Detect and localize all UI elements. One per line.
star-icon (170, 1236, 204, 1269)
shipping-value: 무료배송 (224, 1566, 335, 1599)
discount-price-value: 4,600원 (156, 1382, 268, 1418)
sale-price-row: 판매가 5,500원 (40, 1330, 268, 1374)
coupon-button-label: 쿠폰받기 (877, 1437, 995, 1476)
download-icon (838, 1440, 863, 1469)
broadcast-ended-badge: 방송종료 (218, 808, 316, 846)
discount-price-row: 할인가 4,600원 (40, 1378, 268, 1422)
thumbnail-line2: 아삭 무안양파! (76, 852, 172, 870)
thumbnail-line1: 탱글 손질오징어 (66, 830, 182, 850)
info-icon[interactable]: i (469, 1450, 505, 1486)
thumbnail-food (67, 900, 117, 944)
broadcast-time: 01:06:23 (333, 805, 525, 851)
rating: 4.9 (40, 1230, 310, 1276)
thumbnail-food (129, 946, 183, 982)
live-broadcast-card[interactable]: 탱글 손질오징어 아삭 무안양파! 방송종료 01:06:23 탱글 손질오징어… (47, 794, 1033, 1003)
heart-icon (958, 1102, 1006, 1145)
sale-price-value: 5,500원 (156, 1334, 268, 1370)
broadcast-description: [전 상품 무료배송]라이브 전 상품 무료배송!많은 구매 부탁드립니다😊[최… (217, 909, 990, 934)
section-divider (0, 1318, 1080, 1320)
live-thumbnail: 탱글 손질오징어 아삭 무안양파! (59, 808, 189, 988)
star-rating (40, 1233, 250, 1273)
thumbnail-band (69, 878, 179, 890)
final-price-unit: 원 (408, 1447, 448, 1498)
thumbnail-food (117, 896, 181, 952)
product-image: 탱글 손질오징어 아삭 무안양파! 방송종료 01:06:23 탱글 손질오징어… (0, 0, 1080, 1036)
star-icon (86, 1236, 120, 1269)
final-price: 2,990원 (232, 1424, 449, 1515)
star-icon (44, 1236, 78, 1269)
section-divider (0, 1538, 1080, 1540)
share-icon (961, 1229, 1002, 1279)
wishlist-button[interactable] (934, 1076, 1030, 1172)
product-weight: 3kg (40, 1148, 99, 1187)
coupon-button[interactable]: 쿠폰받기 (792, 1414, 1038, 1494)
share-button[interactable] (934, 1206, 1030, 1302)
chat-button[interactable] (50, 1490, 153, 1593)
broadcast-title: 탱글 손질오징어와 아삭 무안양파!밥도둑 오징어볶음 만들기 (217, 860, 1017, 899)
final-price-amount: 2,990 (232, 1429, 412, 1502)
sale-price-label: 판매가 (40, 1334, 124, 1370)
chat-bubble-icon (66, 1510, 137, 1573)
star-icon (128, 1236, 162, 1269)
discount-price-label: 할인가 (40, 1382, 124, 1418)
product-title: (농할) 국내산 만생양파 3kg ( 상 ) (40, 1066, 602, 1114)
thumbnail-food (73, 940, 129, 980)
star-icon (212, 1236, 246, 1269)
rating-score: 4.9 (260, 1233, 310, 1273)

Stated problem: Put every line of the items above into a Markdown table with two columns, No. and Entry, numbering each row in order and omitting any blank lines.

Reply:
| No. | Entry |
|---|---|
| 1 | Detect and localize all UI elements. One per line. |
| 2 | star-icon (170, 1236, 204, 1269) |
| 3 | shipping-value: 무료배송 (224, 1566, 335, 1599) |
| 4 | discount-price-value: 4,600원 (156, 1382, 268, 1418) |
| 5 | sale-price-row: 판매가 5,500원 (40, 1330, 268, 1374) |
| 6 | coupon-button-label: 쿠폰받기 (877, 1437, 995, 1476) |
| 7 | download-icon (838, 1440, 863, 1469) |
| 8 | broadcast-ended-badge: 방송종료 (218, 808, 316, 846) |
| 9 | discount-price-row: 할인가 4,600원 (40, 1378, 268, 1422) |
| 10 | thumbnail-line2: 아삭 무안양파! (76, 852, 172, 870) |
| 11 | thumbnail-line1: 탱글 손질오징어 (66, 830, 182, 850) |
| 12 | info-icon[interactable]: i (469, 1450, 505, 1486) |
| 13 | thumbnail-food (67, 900, 117, 944) |
| 14 | broadcast-time: 01:06:23 (333, 805, 525, 851) |
| 15 | rating: 4.9 (40, 1230, 310, 1276) |
| 16 | thumbnail-food (129, 946, 183, 982) |
| 17 | live-broadcast-card[interactable]: 탱글 손질오징어 아삭 무안양파! 방송종료 01:06:23 탱글 손질오징어… (47, 794, 1033, 1003) |
| 18 | heart-icon (958, 1102, 1006, 1145) |
| 19 | sale-price-value: 5,500원 (156, 1334, 268, 1370) |
| 20 | broadcast-description: [전 상품 무료배송]라이브 전 상품 무료배송!많은 구매 부탁드립니다😊[최… (217, 909, 990, 934) |
| 21 | section-divider (0, 1318, 1080, 1320) |
| 22 | live-thumbnail: 탱글 손질오징어 아삭 무안양파! (59, 808, 189, 988) |
| 23 | star-rating (40, 1233, 250, 1273) |
| 24 | thumbnail-band (69, 878, 179, 890) |
| 25 | final-price-unit: 원 (408, 1447, 448, 1498) |
| 26 | thumbnail-food (117, 896, 181, 952) |
| 27 | product-image: 탱글 손질오징어 아삭 무안양파! 방송종료 01:06:23 탱글 손질오징어… (0, 0, 1080, 1036) |
| 28 | star-icon (86, 1236, 120, 1269) |
| 29 | final-price: 2,990원 (232, 1424, 449, 1515) |
| 30 | star-icon (44, 1236, 78, 1269) |
| 31 | section-divider (0, 1538, 1080, 1540) |
| 32 | share-icon (961, 1229, 1002, 1279) |
| 33 | wishlist-button[interactable] (934, 1076, 1030, 1172) |
| 34 | product-weight: 3kg (40, 1148, 99, 1187) |
| 35 | coupon-button[interactable]: 쿠폰받기 (792, 1414, 1038, 1494) |
| 36 | share-button[interactable] (934, 1206, 1030, 1302) |
| 37 | chat-button[interactable] (50, 1490, 153, 1593) |
| 38 | broadcast-title: 탱글 손질오징어와 아삭 무안양파!밥도둑 오징어볶음 만들기 (217, 860, 1017, 899) |
| 39 | final-price-amount: 2,990 (232, 1429, 412, 1502) |
| 40 | sale-price-label: 판매가 (40, 1334, 124, 1370) |
| 41 | chat-bubble-icon (66, 1510, 137, 1573) |
| 42 | star-icon (128, 1236, 162, 1269) |
| 43 | discount-price-label: 할인가 (40, 1382, 124, 1418) |
| 44 | product-title: (농할) 국내산 만생양파 3kg ( 상 ) (40, 1066, 602, 1114) |
| 45 | thumbnail-food (73, 940, 129, 980) |
| 46 | star-icon (212, 1236, 246, 1269) |
| 47 | rating-score: 4.9 (260, 1233, 310, 1273) |